:: Source extract ::
※ ※ ※
Tuesday, June 5, 2007

Breast and Prostate Cancer Risks from rBGH Milk

American Dairy Farmers are using Monsanto hormone, rBGH

  • rBGH-milk causes cancer
  • No rBGH labeling required on milk containers

Monsanto's Hormonal Milk Poses Serious Risks of Colon Cancer, Prostate Cancer and Breast Cancer, Warns Professor of Environmental and Occupational Medicine at the University of Illinois at Chicago School of Public Health.

As reported in a May 9 article in The Lancet, women with a relatively small increase in blood levels of the naturally occurring growth hormone Insulin-like Growth Factor I (IGF-1) are up to seven times more likely to develop premenopausal breast cancer than women with lower levels. Based on those results, the report concluded that the risks of elevated IGF-1 blood levels are among the leading known risk factors for breast cancer, and are exceeded only by a strong family history or unusual mammographic abnormalities. Apart from breast cancer, an accompanying editorial warned that elevated IGF-1 levels are also associated with greater than any known risk factors for other major cancers, particularly colon and prostate.
※ ※ ※
:: Records supplied ::

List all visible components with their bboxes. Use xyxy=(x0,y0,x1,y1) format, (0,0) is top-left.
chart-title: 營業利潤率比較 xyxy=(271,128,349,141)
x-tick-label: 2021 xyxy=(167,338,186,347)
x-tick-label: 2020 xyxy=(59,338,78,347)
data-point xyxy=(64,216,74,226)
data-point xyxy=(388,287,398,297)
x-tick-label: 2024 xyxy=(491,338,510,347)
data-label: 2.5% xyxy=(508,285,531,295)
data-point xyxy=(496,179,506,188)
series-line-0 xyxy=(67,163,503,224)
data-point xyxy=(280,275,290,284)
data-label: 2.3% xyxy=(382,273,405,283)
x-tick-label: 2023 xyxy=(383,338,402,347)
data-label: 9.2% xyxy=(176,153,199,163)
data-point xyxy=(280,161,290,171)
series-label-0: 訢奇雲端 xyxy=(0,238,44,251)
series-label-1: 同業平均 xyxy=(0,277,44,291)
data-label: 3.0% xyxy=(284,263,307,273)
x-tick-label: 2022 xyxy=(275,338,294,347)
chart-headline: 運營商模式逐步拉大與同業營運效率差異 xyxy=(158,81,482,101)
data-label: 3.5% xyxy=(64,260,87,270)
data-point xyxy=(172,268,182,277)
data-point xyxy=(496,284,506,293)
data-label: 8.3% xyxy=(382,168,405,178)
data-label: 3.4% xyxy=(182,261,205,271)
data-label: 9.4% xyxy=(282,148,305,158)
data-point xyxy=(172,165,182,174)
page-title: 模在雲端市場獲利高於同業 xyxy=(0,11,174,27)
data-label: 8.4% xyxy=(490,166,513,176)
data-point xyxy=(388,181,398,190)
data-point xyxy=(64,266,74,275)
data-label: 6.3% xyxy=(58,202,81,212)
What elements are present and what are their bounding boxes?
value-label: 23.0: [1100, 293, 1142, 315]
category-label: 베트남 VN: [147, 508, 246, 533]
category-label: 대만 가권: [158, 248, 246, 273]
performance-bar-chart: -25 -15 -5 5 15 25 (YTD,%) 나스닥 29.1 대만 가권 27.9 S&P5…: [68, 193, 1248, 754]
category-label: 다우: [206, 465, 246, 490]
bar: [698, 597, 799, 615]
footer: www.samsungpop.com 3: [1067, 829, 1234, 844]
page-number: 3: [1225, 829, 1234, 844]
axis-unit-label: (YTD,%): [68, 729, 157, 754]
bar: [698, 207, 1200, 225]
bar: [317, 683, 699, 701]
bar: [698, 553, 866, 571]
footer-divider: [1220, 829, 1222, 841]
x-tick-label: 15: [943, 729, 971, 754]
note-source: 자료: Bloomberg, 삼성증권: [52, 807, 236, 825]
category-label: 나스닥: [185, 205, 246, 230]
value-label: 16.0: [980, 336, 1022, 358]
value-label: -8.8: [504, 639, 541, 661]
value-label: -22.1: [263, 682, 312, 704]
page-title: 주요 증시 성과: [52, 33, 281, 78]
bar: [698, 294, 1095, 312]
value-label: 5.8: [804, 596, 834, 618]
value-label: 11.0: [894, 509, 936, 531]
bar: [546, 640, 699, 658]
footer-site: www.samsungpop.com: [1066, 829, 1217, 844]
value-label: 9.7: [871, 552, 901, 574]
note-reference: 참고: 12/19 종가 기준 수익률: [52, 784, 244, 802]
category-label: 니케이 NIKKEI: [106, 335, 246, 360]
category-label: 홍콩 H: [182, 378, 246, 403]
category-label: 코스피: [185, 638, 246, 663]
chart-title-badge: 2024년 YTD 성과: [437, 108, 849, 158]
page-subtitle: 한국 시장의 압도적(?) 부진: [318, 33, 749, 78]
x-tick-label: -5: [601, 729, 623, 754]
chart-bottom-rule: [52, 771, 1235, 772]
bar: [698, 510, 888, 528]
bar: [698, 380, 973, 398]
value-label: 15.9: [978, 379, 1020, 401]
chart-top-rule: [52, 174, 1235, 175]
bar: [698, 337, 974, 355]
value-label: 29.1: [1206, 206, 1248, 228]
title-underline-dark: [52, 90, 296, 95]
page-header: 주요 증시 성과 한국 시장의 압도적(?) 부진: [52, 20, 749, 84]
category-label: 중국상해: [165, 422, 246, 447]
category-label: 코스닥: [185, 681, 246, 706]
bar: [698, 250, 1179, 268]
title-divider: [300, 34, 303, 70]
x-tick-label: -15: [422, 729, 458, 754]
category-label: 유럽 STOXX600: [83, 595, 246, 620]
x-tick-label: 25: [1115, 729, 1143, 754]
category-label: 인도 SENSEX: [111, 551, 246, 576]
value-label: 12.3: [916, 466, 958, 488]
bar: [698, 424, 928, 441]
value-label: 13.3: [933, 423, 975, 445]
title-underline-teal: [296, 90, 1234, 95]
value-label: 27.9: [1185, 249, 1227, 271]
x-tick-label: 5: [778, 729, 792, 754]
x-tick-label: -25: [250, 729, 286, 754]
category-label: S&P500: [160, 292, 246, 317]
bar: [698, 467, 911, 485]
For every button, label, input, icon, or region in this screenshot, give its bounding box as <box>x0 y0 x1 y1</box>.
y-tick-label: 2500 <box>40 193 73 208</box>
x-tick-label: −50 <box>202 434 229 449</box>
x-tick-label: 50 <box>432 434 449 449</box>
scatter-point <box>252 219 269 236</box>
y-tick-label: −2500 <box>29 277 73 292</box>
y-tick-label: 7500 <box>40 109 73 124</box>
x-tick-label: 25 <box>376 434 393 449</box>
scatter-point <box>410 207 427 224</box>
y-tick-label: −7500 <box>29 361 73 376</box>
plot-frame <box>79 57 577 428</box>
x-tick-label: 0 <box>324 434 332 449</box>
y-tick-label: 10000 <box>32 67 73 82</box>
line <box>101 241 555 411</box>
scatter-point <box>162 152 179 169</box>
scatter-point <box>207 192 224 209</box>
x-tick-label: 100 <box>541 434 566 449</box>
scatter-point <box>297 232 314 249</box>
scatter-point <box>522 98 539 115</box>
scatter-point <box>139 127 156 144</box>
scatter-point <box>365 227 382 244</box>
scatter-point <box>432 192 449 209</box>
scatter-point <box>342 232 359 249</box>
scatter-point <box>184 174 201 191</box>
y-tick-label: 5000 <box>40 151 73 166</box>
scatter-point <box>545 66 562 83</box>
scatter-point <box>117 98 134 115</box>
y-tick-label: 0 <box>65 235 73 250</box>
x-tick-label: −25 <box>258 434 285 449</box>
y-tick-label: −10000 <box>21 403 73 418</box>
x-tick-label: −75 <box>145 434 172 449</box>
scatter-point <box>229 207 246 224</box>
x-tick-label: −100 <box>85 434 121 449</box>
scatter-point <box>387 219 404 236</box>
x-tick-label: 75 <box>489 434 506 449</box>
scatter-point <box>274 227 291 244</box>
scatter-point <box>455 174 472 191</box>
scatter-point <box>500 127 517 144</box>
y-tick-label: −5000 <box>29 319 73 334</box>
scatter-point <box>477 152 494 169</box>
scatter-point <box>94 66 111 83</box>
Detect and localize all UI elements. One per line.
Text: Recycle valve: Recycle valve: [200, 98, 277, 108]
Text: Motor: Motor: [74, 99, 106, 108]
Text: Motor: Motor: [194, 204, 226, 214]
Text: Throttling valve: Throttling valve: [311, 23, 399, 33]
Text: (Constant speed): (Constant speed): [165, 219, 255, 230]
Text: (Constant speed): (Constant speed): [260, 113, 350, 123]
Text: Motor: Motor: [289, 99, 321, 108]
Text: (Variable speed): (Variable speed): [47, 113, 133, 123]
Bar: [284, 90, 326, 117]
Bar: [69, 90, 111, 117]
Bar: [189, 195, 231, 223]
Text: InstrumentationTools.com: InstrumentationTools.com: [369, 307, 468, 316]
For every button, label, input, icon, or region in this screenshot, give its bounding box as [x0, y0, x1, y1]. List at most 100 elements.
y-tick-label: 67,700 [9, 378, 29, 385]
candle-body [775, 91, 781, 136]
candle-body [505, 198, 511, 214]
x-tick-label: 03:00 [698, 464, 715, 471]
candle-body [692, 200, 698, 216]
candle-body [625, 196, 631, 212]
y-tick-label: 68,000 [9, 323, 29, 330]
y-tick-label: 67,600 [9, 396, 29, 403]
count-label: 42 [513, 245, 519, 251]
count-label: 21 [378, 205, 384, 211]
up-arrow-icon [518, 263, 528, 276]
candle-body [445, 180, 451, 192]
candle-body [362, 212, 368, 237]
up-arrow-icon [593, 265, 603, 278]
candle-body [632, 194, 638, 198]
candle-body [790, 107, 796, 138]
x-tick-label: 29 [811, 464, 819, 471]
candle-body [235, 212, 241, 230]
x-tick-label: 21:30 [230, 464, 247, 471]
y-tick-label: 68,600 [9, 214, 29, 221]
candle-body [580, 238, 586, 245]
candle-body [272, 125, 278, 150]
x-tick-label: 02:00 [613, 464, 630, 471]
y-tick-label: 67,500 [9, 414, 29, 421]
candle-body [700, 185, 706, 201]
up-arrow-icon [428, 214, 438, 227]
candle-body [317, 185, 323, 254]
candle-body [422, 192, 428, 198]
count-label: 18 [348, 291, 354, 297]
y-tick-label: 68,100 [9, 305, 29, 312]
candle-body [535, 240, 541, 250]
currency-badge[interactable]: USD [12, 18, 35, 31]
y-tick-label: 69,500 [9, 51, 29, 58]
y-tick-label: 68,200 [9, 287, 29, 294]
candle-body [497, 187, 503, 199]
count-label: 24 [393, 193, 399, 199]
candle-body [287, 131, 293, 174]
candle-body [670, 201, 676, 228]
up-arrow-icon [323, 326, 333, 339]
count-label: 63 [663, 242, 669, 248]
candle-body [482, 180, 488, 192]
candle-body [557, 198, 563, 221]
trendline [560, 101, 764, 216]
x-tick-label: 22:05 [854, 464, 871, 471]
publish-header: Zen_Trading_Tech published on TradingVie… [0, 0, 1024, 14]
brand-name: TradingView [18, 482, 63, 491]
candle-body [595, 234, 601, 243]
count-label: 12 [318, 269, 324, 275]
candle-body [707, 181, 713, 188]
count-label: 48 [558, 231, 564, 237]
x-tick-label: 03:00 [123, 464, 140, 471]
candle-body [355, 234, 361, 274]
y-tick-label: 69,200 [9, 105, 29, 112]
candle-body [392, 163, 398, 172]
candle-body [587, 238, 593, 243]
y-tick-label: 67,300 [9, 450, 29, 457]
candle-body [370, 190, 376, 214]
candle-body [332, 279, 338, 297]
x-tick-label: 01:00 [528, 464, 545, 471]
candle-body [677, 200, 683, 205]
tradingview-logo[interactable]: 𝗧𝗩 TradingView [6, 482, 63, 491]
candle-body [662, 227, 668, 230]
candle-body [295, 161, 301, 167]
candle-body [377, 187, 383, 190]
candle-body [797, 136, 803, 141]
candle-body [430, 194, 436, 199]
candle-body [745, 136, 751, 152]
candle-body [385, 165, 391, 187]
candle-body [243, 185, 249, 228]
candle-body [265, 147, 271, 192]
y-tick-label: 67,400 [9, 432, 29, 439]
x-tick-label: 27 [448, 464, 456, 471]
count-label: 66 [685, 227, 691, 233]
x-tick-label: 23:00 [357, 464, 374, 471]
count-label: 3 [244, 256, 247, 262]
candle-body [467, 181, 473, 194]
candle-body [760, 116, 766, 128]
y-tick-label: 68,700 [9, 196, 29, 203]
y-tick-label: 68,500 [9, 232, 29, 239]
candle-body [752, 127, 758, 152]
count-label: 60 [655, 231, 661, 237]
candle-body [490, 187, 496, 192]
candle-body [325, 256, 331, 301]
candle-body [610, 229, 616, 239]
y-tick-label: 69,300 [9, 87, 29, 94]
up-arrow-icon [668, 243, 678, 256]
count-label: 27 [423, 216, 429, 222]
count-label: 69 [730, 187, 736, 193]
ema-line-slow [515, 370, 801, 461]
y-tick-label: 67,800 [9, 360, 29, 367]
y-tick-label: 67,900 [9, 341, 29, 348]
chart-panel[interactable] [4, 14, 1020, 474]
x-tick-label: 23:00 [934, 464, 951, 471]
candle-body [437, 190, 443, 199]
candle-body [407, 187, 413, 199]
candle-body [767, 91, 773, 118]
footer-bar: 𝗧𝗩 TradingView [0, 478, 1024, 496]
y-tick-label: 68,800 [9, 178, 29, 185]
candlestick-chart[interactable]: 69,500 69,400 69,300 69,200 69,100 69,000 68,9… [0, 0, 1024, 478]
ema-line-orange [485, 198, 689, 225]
※ ※ ※
:: Questions on the material ::
a) Please explain in one to three sentences why, according to the rBGH milk text, the report in The Lancet ranked elevated IGF-1 blood levels among the leading known risk factors for breast cancer.
b) In the rBGH milk text, which two other major cancers does the accompanying editorial name in particular?
The lines come from a separate source.

:: Answers for the tasks ::
a) Women with a relatively small increase in blood levels of IGF-1 were up to seven times more likely to develop premenopausal breast cancer than women with lower levels. The report based its conclusion on those results.

b) Colon and prostate cancer.